(Raw records)
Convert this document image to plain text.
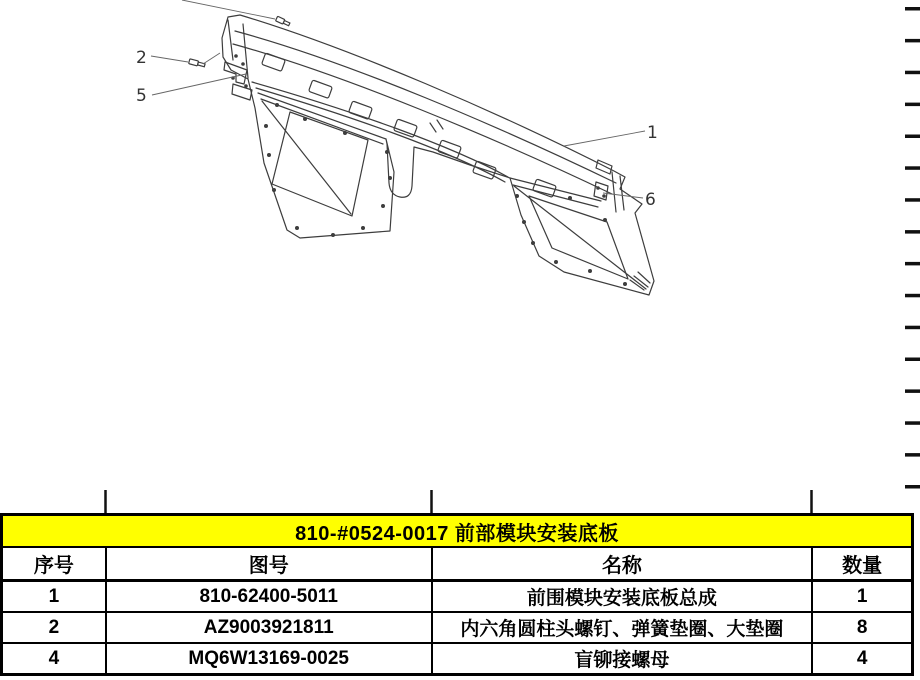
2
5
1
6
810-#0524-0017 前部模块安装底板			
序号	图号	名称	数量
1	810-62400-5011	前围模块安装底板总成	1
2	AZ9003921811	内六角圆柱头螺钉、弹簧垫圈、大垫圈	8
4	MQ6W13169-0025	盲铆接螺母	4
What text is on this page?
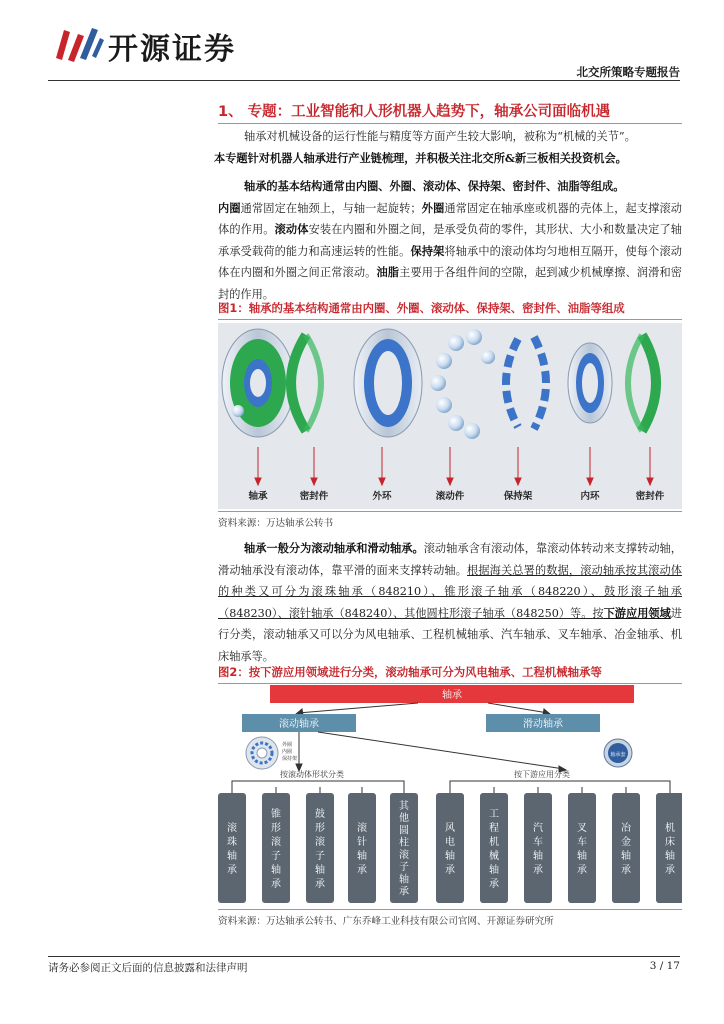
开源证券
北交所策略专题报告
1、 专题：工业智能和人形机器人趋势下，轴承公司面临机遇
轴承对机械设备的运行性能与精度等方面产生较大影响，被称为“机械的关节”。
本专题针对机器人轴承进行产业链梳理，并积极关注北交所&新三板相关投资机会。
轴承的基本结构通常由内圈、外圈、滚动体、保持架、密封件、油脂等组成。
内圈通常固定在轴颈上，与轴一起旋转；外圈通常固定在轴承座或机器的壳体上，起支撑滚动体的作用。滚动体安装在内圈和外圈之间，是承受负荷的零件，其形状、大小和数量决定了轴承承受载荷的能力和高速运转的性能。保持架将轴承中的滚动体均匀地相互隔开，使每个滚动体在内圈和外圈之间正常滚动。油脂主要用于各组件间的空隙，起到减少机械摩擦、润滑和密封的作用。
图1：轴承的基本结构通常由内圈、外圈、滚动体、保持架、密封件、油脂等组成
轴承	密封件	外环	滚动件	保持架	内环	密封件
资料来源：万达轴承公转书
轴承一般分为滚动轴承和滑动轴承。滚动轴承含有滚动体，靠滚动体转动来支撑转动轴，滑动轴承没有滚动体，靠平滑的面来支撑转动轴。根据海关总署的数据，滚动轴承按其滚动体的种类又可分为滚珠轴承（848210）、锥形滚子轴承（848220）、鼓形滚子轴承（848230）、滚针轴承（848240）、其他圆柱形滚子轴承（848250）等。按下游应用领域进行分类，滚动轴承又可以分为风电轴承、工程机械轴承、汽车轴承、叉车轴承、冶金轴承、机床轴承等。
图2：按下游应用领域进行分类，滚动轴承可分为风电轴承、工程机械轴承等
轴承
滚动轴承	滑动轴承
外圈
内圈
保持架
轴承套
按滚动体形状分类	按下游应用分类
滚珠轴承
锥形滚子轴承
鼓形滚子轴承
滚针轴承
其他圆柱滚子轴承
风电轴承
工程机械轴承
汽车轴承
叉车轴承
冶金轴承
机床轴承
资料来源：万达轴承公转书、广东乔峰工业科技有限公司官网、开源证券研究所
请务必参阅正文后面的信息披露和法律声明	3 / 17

---

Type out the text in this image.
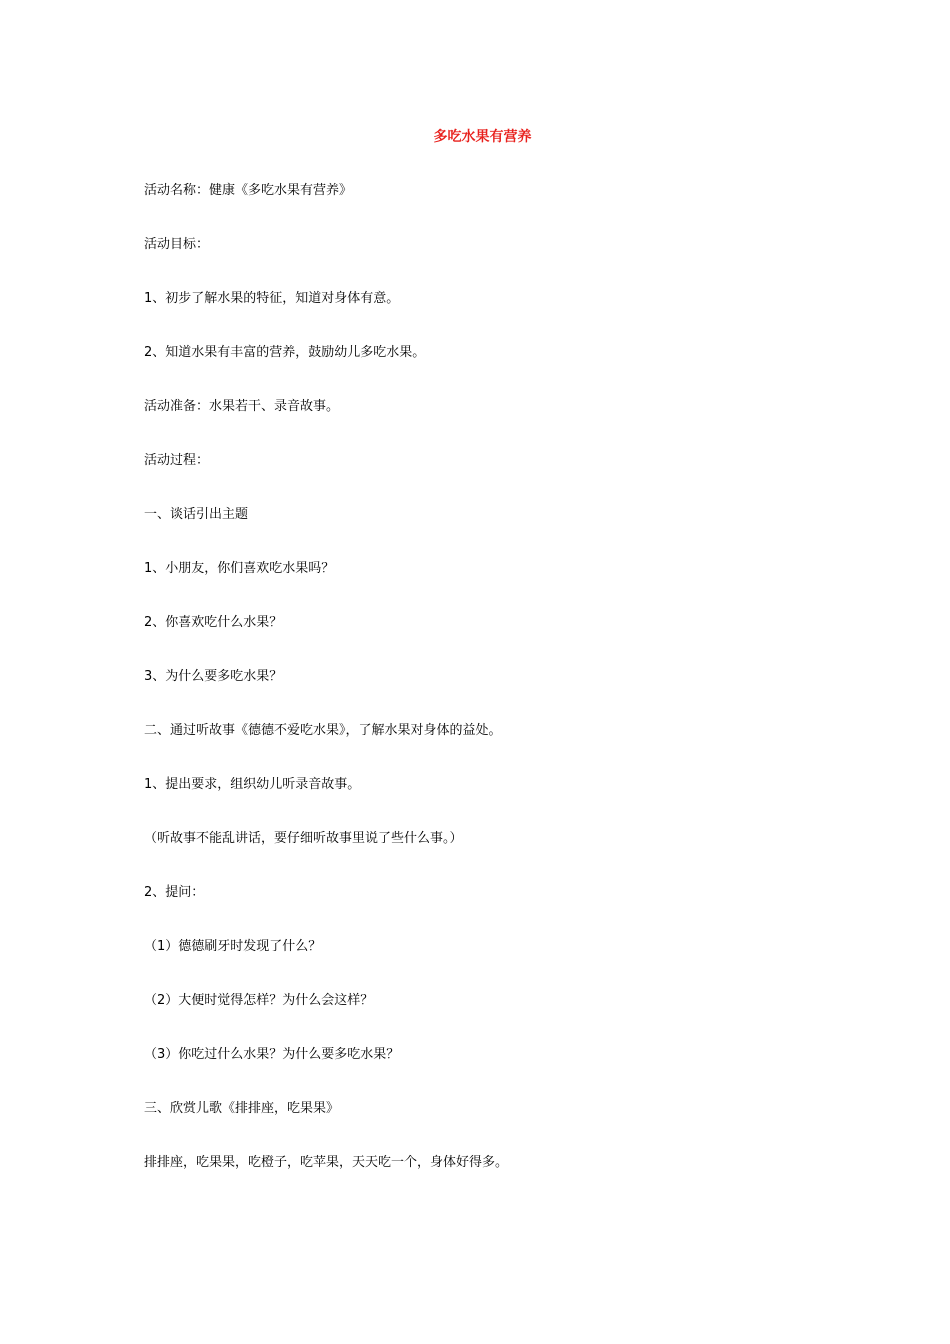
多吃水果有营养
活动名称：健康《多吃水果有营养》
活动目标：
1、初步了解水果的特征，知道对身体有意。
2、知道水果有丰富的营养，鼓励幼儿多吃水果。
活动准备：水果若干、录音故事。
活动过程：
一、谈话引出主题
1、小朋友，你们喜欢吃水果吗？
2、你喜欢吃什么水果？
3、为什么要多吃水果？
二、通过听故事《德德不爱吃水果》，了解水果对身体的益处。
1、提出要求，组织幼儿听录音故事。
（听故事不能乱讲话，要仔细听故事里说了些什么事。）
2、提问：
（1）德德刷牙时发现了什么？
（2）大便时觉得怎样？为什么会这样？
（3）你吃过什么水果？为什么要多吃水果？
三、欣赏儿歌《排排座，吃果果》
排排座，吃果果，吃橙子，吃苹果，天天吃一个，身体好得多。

==

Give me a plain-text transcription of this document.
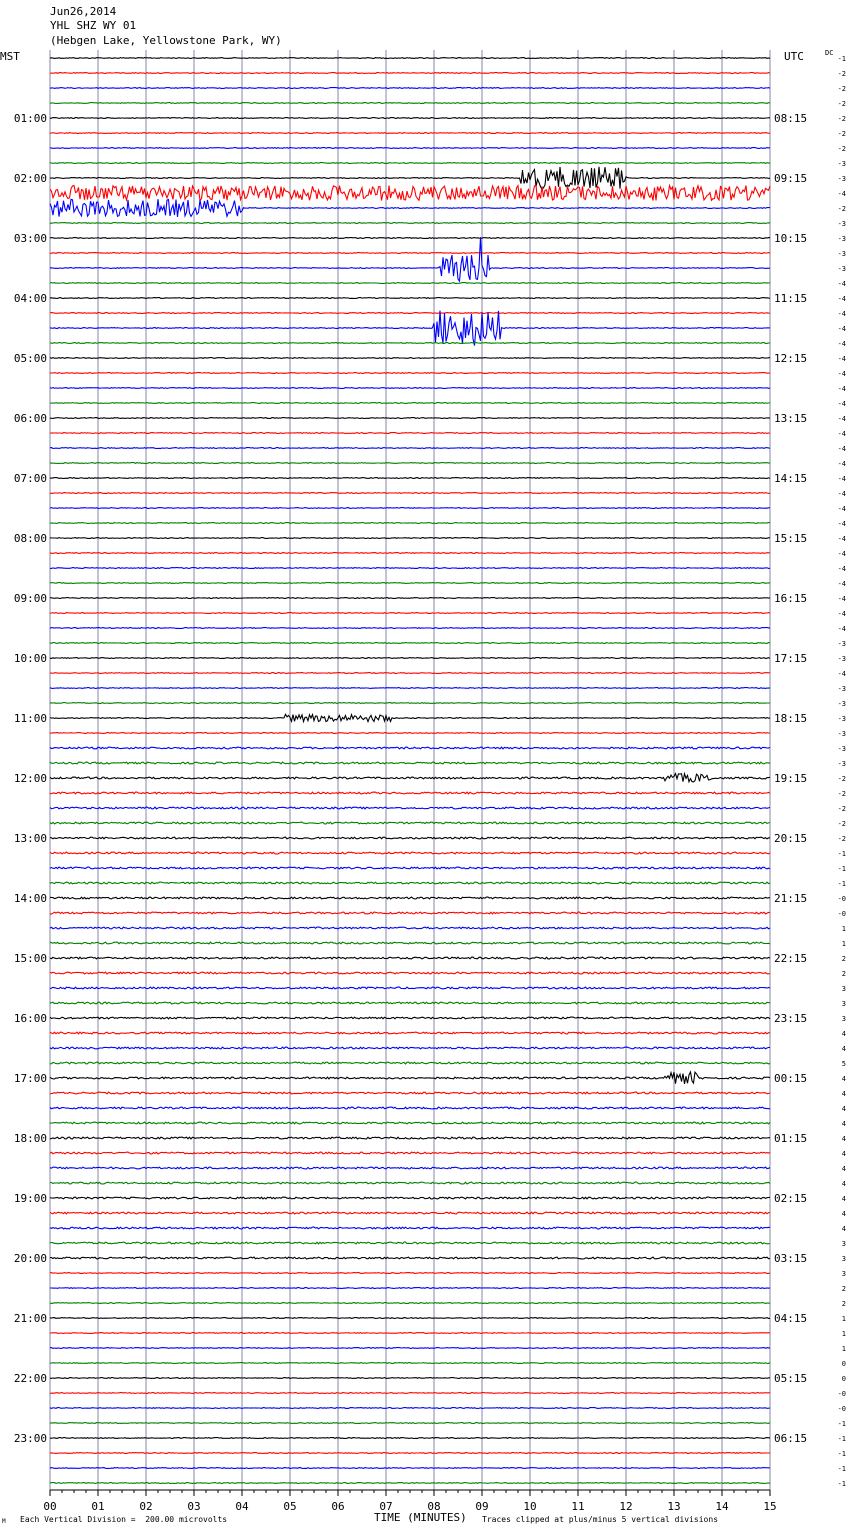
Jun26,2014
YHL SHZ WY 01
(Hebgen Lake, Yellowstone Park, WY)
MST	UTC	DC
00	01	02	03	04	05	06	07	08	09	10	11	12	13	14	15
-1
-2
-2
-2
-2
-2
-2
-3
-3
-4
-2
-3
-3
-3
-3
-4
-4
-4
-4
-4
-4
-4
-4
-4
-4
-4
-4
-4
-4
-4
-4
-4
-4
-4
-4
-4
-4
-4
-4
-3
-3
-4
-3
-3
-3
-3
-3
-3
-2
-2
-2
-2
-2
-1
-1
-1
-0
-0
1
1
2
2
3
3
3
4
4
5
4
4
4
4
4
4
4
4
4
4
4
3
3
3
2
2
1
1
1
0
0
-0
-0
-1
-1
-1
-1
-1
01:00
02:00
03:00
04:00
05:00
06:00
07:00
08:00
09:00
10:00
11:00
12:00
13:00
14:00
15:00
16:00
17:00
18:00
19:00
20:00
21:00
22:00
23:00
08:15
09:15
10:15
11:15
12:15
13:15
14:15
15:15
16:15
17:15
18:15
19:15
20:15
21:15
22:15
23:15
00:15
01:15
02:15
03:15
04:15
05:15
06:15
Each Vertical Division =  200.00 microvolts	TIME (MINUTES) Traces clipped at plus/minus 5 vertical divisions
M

SET EXERCISE: Which lines above hold the word "鼓形滚子轴承"? Copy each of them.

SOLUTION TO THIS PROBLEM:
轴承一般分为滚动轴承和滑动轴承。滚动轴承含有滚动体，靠滚动体转动来支撑转动轴，滑动轴承没有滚动体，靠平滑的面来支撑转动轴。根据海关总署的数据，滚动轴承按其滚动体的种类又可分为滚珠轴承（848210）、锥形滚子轴承（848220）、鼓形滚子轴承（848230）、滚针轴承（848240）、其他圆柱形滚子轴承（848250）等。按下游应用领域进行分类，滚动轴承又可以分为风电轴承、工程机械轴承、汽车轴承、叉车轴承、冶金轴承、机床轴承等。
鼓形滚子轴承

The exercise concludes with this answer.